ENTRIES SHOWN:
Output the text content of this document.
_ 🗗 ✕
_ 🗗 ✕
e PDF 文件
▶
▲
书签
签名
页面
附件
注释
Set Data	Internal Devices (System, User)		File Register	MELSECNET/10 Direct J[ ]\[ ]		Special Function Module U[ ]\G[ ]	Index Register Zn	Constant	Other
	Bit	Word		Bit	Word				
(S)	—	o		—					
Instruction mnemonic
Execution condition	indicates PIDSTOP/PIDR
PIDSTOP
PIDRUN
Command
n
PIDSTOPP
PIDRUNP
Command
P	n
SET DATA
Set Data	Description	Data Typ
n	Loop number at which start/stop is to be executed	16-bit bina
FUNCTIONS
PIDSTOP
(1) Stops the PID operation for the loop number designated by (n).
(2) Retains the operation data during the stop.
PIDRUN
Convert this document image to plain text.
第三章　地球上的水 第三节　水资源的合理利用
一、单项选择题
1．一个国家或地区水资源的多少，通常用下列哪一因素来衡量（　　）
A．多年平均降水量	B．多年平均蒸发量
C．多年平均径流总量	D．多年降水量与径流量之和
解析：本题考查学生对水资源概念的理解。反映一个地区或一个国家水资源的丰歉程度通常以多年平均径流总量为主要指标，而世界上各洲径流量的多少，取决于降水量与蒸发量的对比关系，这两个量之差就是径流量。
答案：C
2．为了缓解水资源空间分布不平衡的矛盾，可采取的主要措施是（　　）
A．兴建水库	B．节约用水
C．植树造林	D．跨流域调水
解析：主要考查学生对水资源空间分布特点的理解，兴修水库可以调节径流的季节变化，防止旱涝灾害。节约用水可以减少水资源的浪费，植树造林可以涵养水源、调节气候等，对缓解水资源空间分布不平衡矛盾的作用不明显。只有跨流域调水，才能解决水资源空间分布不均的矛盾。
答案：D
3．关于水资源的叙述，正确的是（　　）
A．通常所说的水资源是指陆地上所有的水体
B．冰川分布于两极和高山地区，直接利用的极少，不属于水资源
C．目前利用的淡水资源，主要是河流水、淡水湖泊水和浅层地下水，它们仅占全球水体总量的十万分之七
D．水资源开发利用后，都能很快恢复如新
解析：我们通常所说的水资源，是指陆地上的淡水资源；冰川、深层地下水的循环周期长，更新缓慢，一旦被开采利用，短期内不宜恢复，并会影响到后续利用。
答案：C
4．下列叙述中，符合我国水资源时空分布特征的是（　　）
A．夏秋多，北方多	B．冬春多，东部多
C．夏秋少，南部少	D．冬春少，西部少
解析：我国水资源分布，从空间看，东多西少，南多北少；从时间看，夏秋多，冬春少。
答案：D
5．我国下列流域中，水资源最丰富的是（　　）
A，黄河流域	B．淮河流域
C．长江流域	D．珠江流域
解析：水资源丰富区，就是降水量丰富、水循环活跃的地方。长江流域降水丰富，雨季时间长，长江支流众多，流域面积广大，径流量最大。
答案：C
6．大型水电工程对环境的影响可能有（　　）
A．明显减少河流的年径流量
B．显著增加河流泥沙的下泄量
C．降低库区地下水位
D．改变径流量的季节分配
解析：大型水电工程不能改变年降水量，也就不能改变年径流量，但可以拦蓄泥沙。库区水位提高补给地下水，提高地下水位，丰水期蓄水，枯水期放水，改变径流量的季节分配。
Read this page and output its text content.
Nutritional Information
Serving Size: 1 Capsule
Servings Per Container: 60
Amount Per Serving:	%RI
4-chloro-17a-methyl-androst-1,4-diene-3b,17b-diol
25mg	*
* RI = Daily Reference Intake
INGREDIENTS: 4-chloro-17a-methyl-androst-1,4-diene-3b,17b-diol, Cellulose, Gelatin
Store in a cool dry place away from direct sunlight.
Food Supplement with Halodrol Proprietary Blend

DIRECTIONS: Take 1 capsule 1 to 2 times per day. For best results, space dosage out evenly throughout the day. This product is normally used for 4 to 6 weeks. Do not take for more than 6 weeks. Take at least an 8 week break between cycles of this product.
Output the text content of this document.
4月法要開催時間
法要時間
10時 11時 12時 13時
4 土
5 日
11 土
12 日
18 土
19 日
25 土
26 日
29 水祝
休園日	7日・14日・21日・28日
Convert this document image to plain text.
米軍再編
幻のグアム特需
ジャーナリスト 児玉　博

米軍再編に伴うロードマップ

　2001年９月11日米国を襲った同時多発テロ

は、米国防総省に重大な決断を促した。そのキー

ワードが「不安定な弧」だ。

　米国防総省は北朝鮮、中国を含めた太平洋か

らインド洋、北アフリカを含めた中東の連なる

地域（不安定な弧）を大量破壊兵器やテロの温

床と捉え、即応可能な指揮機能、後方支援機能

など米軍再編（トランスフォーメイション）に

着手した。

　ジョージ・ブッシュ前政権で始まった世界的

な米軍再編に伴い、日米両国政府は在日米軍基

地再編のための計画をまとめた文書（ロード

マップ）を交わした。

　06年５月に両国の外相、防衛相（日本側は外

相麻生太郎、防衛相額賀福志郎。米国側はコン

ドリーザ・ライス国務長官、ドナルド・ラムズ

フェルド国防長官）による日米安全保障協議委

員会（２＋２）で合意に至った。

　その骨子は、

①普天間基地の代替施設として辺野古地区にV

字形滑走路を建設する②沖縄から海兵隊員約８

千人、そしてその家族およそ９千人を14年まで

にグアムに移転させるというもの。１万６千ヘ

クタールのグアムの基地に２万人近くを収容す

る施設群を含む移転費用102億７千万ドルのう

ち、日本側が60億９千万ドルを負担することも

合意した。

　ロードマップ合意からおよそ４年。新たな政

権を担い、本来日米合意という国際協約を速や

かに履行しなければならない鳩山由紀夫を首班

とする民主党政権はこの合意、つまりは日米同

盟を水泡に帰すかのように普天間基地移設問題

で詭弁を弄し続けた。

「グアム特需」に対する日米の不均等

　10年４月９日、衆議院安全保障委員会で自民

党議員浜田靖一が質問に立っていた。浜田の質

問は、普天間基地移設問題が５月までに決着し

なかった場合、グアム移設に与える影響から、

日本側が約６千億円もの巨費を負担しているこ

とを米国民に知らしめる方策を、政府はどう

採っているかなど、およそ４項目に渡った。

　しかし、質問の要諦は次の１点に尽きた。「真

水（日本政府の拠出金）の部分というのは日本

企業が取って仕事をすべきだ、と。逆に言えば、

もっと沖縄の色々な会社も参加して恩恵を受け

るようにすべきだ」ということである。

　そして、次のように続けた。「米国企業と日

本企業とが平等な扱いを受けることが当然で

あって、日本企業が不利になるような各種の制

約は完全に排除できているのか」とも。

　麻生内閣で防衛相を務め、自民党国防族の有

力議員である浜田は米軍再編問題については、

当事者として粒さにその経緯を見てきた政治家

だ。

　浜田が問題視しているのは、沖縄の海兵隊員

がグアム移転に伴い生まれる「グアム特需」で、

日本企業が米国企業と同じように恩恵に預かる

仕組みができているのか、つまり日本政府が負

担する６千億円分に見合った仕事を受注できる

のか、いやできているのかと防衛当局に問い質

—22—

WRITTEN PROBLEM: Gather each line of the listing containing the word "改变径流量的季节分配" and show it.

ANSWER TO THIS EXERCISE:
D．改变径流量的季节分配
解析：大型水电工程不能改变年降水量，也就不能改变年径流量，但可以拦蓄泥沙。库区水位提高补给地下水，提高地下水位，丰水期蓄水，枯水期放水，改变径流量的季节分配。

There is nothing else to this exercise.